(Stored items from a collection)
____________
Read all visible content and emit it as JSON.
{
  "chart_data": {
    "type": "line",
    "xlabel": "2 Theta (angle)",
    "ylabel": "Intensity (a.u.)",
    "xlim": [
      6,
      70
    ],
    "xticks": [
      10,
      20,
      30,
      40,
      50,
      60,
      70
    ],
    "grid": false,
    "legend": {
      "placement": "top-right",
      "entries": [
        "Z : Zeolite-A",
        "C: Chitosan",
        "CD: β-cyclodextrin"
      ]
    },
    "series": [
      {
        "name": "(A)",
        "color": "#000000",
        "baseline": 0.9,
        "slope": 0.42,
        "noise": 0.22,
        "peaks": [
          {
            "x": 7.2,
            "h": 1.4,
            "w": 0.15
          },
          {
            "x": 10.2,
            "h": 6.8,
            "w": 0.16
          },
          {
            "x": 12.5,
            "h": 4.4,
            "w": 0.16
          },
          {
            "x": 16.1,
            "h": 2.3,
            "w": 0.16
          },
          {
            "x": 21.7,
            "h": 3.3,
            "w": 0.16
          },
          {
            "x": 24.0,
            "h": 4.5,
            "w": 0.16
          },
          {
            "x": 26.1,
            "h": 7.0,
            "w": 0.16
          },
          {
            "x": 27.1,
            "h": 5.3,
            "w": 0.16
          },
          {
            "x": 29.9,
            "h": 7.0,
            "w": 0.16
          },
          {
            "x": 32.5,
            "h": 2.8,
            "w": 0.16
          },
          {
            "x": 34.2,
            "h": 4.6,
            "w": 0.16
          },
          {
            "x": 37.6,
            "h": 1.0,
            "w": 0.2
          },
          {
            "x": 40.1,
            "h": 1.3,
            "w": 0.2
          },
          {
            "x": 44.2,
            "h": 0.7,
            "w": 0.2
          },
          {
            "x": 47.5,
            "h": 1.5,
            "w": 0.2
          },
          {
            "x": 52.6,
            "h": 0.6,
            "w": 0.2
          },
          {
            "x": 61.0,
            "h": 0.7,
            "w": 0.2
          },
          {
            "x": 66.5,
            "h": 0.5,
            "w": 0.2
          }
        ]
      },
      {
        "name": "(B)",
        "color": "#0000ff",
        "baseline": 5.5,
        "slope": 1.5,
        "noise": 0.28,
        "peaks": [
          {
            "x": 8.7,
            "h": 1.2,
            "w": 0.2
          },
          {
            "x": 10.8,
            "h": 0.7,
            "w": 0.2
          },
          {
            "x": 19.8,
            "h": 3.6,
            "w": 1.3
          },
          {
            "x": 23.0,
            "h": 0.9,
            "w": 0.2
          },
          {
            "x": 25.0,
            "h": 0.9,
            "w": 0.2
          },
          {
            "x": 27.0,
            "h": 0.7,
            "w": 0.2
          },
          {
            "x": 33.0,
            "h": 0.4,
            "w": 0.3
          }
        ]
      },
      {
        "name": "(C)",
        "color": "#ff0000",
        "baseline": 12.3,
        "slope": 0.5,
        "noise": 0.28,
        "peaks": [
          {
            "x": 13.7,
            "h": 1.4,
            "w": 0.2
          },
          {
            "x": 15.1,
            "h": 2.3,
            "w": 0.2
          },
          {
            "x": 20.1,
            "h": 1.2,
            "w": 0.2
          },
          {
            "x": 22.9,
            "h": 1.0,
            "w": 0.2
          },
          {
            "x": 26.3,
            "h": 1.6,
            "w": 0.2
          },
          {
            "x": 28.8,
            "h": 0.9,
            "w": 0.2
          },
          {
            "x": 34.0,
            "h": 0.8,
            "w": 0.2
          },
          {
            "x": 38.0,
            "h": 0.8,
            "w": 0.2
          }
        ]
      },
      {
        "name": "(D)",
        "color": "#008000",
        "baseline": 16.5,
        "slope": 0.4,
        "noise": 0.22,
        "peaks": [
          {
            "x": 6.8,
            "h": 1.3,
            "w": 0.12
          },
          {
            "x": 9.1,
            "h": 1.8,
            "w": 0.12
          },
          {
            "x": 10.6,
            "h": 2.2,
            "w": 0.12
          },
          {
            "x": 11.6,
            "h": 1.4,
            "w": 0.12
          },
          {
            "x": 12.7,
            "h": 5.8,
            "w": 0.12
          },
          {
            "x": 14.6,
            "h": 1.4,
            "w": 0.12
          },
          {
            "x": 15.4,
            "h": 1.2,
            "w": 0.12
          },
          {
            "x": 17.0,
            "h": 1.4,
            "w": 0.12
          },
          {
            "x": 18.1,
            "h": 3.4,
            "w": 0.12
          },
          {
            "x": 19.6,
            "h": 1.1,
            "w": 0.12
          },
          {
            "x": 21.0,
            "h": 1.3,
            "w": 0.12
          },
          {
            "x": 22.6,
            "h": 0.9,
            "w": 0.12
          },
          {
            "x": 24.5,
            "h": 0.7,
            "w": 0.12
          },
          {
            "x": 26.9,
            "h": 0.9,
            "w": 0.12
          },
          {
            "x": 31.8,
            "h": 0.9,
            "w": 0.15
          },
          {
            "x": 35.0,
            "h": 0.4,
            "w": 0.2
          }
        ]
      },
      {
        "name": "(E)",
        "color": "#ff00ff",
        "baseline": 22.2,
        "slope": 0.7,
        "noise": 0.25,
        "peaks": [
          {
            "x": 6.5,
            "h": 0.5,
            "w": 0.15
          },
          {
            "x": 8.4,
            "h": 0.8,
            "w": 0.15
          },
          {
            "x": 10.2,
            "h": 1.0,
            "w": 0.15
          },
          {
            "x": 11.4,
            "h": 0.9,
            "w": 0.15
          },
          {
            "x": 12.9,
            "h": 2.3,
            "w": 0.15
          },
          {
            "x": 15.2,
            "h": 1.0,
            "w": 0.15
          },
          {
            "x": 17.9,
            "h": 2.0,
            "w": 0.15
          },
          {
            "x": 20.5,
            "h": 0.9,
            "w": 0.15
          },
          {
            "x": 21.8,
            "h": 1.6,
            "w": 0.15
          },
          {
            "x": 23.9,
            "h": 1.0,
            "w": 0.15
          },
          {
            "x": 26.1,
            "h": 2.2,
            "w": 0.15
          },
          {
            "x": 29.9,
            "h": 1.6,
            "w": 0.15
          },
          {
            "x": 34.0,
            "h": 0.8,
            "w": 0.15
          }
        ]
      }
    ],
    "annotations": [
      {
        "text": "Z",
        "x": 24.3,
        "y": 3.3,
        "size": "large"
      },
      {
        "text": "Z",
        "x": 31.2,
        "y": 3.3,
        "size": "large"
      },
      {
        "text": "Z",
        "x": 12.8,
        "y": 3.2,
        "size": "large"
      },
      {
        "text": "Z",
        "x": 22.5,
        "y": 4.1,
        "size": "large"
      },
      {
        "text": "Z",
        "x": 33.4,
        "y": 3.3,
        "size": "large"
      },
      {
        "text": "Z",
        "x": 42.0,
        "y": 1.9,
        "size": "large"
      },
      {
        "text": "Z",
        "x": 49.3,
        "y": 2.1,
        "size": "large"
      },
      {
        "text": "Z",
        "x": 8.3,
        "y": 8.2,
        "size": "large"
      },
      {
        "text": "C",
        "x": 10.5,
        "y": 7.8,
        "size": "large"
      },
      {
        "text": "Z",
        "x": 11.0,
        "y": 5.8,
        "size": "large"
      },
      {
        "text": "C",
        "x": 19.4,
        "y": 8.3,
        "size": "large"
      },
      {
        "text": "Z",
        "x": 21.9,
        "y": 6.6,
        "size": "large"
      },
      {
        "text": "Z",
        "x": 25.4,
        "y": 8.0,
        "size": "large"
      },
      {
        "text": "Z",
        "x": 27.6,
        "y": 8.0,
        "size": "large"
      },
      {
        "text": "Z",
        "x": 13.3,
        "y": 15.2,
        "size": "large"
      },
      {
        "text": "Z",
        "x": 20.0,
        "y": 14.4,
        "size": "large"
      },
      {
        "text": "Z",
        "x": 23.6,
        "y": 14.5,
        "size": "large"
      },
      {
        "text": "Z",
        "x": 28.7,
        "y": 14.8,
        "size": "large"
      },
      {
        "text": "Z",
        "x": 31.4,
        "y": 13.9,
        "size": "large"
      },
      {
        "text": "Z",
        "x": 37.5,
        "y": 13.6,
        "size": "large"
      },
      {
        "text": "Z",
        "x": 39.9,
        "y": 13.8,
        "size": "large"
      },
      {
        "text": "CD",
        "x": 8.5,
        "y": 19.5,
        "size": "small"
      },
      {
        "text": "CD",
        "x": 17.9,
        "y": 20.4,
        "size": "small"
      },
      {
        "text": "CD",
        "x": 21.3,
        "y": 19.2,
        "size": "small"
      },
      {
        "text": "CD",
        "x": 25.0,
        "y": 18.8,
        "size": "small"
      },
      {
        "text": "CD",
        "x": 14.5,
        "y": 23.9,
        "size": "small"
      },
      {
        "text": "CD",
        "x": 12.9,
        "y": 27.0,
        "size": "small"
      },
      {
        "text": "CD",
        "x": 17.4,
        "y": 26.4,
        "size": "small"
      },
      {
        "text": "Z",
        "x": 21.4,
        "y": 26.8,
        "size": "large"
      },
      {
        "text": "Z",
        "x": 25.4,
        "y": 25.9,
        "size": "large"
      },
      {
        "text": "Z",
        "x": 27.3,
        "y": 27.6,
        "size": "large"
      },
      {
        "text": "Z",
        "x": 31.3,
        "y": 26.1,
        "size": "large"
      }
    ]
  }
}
____________
Task instructions: Using the listing above, show every line that includes the string "baseline".

Result of this task:
        "baseline": 0.9,
        "baseline": 5.5,
        "baseline": 12.3,
        "baseline": 16.5,
        "baseline": 22.2,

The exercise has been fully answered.